> _Problem description_: Gather every line from the entries below that includes "Acrylic".

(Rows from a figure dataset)
━━━━━━━━━━━━━━━━━━━━
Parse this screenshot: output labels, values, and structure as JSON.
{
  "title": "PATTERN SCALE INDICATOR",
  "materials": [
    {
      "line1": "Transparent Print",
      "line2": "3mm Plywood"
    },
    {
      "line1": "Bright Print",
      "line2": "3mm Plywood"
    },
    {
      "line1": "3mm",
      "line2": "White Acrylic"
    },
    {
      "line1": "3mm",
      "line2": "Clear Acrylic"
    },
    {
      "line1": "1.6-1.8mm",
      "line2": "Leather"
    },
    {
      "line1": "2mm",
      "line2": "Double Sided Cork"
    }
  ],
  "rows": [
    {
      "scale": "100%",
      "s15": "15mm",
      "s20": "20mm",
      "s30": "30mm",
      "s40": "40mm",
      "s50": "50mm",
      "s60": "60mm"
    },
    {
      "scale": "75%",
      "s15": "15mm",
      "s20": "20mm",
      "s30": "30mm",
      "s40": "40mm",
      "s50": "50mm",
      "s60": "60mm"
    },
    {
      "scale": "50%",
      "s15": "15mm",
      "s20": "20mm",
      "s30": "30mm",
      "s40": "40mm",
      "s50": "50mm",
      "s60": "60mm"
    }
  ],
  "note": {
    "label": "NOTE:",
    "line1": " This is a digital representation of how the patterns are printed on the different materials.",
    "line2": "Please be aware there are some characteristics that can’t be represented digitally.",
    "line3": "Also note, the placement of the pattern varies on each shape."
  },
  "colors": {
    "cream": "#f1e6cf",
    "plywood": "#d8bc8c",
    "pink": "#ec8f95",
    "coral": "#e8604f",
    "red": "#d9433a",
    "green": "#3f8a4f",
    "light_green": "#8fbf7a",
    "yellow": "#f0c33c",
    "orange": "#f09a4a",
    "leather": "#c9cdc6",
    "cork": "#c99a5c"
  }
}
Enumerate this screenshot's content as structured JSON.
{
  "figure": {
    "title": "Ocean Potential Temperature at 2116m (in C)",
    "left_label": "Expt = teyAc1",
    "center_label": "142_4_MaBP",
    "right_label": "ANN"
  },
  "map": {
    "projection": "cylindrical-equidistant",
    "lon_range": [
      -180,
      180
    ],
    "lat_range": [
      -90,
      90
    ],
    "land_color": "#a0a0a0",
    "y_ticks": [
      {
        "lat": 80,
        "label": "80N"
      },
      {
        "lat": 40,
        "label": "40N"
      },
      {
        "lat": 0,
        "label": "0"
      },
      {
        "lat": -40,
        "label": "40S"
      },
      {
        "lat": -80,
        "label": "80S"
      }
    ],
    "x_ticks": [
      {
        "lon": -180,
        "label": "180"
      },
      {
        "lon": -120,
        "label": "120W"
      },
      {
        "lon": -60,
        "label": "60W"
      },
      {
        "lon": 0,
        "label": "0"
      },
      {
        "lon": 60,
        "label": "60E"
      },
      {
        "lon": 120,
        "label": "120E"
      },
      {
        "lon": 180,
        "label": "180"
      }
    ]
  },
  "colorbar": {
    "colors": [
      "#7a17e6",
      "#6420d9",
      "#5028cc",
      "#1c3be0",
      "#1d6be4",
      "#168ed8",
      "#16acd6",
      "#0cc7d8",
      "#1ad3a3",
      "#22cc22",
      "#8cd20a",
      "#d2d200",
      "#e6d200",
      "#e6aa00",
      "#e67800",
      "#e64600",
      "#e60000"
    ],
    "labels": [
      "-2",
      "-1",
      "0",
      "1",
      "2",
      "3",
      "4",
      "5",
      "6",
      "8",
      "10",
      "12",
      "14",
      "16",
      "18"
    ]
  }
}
━━━━━━━━━━━━━━━━━━━━
> _Answer in full_:
      "line2": "White Acrylic"
      "line2": "Clear Acrylic"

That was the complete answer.